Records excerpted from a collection
+++

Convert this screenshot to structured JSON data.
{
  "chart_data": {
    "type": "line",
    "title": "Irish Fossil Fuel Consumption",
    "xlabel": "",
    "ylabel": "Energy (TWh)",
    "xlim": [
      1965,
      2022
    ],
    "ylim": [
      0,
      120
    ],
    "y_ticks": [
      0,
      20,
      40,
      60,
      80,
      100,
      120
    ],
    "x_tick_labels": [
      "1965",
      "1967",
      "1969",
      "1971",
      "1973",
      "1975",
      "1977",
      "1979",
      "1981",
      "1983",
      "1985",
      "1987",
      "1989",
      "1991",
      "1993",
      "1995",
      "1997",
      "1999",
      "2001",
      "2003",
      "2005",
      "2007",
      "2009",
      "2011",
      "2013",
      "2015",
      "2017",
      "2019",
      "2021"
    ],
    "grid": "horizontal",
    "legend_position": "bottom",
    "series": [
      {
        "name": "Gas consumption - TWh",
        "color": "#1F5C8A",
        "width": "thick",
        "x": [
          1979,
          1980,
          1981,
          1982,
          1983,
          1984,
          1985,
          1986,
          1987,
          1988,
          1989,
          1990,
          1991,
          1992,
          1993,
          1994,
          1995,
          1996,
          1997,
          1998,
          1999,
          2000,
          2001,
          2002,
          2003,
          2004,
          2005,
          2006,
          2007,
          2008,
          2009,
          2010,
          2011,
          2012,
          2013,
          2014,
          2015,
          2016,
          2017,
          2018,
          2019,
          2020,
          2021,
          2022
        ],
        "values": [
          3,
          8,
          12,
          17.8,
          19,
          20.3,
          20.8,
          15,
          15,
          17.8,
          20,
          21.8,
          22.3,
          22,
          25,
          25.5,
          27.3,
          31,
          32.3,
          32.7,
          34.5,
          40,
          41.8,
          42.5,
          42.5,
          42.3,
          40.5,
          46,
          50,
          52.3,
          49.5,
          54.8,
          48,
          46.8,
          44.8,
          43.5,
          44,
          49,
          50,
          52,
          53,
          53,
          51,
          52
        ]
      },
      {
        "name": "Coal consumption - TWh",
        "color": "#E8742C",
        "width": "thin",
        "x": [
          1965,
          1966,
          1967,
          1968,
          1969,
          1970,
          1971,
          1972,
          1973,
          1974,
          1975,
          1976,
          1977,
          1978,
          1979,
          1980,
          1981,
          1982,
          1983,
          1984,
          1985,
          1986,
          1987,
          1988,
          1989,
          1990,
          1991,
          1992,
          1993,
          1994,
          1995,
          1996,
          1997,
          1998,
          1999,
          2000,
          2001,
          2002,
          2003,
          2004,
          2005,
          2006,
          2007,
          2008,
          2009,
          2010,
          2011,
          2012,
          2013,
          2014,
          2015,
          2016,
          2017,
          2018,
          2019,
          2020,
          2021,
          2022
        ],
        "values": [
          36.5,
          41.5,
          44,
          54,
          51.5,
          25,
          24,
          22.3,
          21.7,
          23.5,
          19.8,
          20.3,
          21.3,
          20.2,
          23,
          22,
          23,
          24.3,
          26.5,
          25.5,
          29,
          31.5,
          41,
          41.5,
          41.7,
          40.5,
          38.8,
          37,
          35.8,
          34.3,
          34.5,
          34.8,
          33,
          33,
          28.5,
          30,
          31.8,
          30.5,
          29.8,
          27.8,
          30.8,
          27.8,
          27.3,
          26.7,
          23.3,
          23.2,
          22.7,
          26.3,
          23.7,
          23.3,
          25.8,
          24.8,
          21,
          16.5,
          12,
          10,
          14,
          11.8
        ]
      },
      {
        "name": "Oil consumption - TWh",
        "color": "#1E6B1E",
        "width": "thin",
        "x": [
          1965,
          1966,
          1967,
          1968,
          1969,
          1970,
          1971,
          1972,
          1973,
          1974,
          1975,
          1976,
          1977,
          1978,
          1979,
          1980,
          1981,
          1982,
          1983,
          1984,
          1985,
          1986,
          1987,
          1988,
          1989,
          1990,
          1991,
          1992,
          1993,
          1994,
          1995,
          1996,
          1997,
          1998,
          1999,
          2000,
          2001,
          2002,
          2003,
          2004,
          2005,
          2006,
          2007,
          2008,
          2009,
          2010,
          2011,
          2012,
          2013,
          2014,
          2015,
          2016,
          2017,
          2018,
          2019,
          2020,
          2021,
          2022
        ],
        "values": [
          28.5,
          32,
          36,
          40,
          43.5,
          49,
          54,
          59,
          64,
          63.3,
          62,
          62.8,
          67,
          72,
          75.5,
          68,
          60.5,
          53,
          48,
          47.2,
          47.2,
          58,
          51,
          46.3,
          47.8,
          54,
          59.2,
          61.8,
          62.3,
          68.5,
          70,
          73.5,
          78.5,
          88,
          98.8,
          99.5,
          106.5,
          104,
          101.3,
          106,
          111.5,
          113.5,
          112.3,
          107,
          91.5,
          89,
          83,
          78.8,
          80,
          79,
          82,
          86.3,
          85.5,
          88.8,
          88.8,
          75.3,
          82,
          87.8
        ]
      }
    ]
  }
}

+++

Take the lines above and print them exactly.

** WRITTEN ANSWER **
Convert this screenshot to structured JSON data.
{
  "chart_data": {
    "type": "line",
    "title": "Irish Fossil Fuel Consumption",
    "xlabel": "",
    "ylabel": "Energy (TWh)",
    "xlim": [
      1965,
      2022
    ],
    "ylim": [
      0,
      120
    ],
    "y_ticks": [
      0,
      20,
      40,
      60,
      80,
      100,
      120
    ],
    "x_tick_labels": [
      "1965",
      "1967",
      "1969",
      "1971",
      "1973",
      "1975",
      "1977",
      "1979",
      "1981",
      "1983",
      "1985",
      "1987",
      "1989",
      "1991",
      "1993",
      "1995",
      "1997",
      "1999",
      "2001",
      "2003",
      "2005",
      "2007",
      "2009",
      "2011",
      "2013",
      "2015",
      "2017",
      "2019",
      "2021"
    ],
    "grid": "horizontal",
    "legend_position": "bottom",
    "series": [
      {
        "name": "Gas consumption - TWh",
        "color": "#1F5C8A",
        "width": "thick",
        "x": [
          1979,
          1980,
          1981,
          1982,
          1983,
          1984,
          1985,
          1986,
          1987,
          1988,
          1989,
          1990,
          1991,
          1992,
          1993,
          1994,
          1995,
          1996,
          1997,
          1998,
          1999,
          2000,
          2001,
          2002,
          2003,
          2004,
          2005,
          2006,
          2007,
          2008,
          2009,
          2010,
          2011,
          2012,
          2013,
          2014,
          2015,
          2016,
          2017,
          2018,
          2019,
          2020,
          2021,
          2022
        ],
        "values": [
          3,
          8,
          12,
          17.8,
          19,
          20.3,
          20.8,
          15,
          15,
          17.8,
          20,
          21.8,
          22.3,
          22,
          25,
          25.5,
          27.3,
          31,
          32.3,
          32.7,
          34.5,
          40,
          41.8,
          42.5,
          42.5,
          42.3,
          40.5,
          46,
          50,
          52.3,
          49.5,
          54.8,
          48,
          46.8,
          44.8,
          43.5,
          44,
          49,
          50,
          52,
          53,
          53,
          51,
          52
        ]
      },
      {
        "name": "Coal consumption - TWh",
        "color": "#E8742C",
        "width": "thin",
        "x": [
          1965,
          1966,
          1967,
          1968,
          1969,
          1970,
          1971,
          1972,
          1973,
          1974,
          1975,
          1976,
          1977,
          1978,
          1979,
          1980,
          1981,
          1982,
          1983,
          1984,
          1985,
          1986,
          1987,
          1988,
          1989,
          1990,
          1991,
          1992,
          1993,
          1994,
          1995,
          1996,
          1997,
          1998,
          1999,
          2000,
          2001,
          2002,
          2003,
          2004,
          2005,
          2006,
          2007,
          2008,
          2009,
          2010,
          2011,
          2012,
          2013,
          2014,
          2015,
          2016,
          2017,
          2018,
          2019,
          2020,
          2021,
          2022
        ],
        "values": [
          36.5,
          41.5,
          44,
          54,
          51.5,
          25,
          24,
          22.3,
          21.7,
          23.5,
          19.8,
          20.3,
          21.3,
          20.2,
          23,
          22,
          23,
          24.3,
          26.5,
          25.5,
          29,
          31.5,
          41,
          41.5,
          41.7,
          40.5,
          38.8,
          37,
          35.8,
          34.3,
          34.5,
          34.8,
          33,
          33,
          28.5,
          30,
          31.8,
          30.5,
          29.8,
          27.8,
          30.8,
          27.8,
          27.3,
          26.7,
          23.3,
          23.2,
          22.7,
          26.3,
          23.7,
          23.3,
          25.8,
          24.8,
          21,
          16.5,
          12,
          10,
          14,
          11.8
        ]
      },
      {
        "name": "Oil consumption - TWh",
        "color": "#1E6B1E",
        "width": "thin",
        "x": [
          1965,
          1966,
          1967,
          1968,
          1969,
          1970,
          1971,
          1972,
          1973,
          1974,
          1975,
          1976,
          1977,
          1978,
          1979,
          1980,
          1981,
          1982,
          1983,
          1984,
          1985,
          1986,
          1987,
          1988,
          1989,
          1990,
          1991,
          1992,
          1993,
          1994,
          1995,
          1996,
          1997,
          1998,
          1999,
          2000,
          2001,
          2002,
          2003,
          2004,
          2005,
          2006,
          2007,
          2008,
          2009,
          2010,
          2011,
          2012,
          2013,
          2014,
          2015,
          2016,
          2017,
          2018,
          2019,
          2020,
          2021,
          2022
        ],
        "values": [
          28.5,
          32,
          36,
          40,
          43.5,
          49,
          54,
          59,
          64,
          63.3,
          62,
          62.8,
          67,
          72,
          75.5,
          68,
          60.5,
          53,
          48,
          47.2,
          47.2,
          58,
          51,
          46.3,
          47.8,
          54,
          59.2,
          61.8,
          62.3,
          68.5,
          70,
          73.5,
          78.5,
          88,
          98.8,
          99.5,
          106.5,
          104,
          101.3,
          106,
          111.5,
          113.5,
          112.3,
          107,
          91.5,
          89,
          83,
          78.8,
          80,
          79,
          82,
          86.3,
          85.5,
          88.8,
          88.8,
          75.3,
          82,
          87.8
        ]
      }
    ]
  }
}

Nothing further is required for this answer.